A run of records

····················

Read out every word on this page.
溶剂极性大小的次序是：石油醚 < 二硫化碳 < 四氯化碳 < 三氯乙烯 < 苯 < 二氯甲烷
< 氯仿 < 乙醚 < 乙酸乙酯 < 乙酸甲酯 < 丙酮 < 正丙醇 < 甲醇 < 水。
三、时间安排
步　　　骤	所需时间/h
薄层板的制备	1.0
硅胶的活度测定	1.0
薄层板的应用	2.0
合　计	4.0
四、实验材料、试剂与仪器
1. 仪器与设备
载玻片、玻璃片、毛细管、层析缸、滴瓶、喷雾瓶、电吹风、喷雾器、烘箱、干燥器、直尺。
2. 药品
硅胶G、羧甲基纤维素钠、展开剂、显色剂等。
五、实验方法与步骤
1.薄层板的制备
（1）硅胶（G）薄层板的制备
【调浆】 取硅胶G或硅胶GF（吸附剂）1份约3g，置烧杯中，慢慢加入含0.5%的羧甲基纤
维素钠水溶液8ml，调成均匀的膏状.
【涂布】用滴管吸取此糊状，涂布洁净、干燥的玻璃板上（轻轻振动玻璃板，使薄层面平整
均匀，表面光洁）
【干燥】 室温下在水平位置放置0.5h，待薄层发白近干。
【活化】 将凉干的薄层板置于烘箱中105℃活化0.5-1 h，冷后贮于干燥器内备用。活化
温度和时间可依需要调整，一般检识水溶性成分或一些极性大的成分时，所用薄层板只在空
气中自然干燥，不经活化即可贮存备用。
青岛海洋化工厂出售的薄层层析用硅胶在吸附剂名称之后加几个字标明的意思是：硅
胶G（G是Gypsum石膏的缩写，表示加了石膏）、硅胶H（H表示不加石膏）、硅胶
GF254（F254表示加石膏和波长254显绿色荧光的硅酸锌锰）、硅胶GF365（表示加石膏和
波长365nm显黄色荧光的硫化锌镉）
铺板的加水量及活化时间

····················

Stated problem
Write out the full set of records exactly as given.

Answer to the task
Read out every word on this page.
溶剂极性大小的次序是：石油醚 < 二硫化碳 < 四氯化碳 < 三氯乙烯 < 苯 < 二氯甲烷
< 氯仿 < 乙醚 < 乙酸乙酯 < 乙酸甲酯 < 丙酮 < 正丙醇 < 甲醇 < 水。
三、时间安排
步　　　骤	所需时间/h
薄层板的制备	1.0
硅胶的活度测定	1.0
薄层板的应用	2.0
合　计	4.0
四、实验材料、试剂与仪器
1. 仪器与设备
载玻片、玻璃片、毛细管、层析缸、滴瓶、喷雾瓶、电吹风、喷雾器、烘箱、干燥器、直尺。
2. 药品
硅胶G、羧甲基纤维素钠、展开剂、显色剂等。
五、实验方法与步骤
1.薄层板的制备
（1）硅胶（G）薄层板的制备
【调浆】 取硅胶G或硅胶GF（吸附剂）1份约3g，置烧杯中，慢慢加入含0.5%的羧甲基纤
维素钠水溶液8ml，调成均匀的膏状.
【涂布】用滴管吸取此糊状，涂布洁净、干燥的玻璃板上（轻轻振动玻璃板，使薄层面平整
均匀，表面光洁）
【干燥】 室温下在水平位置放置0.5h，待薄层发白近干。
【活化】 将凉干的薄层板置于烘箱中105℃活化0.5-1 h，冷后贮于干燥器内备用。活化
温度和时间可依需要调整，一般检识水溶性成分或一些极性大的成分时，所用薄层板只在空
气中自然干燥，不经活化即可贮存备用。
青岛海洋化工厂出售的薄层层析用硅胶在吸附剂名称之后加几个字标明的意思是：硅
胶G（G是Gypsum石膏的缩写，表示加了石膏）、硅胶H（H表示不加石膏）、硅胶
GF254（F254表示加石膏和波长254显绿色荧光的硅酸锌锰）、硅胶GF365（表示加石膏和
波长365nm显黄色荧光的硫化锌镉）
铺板的加水量及活化时间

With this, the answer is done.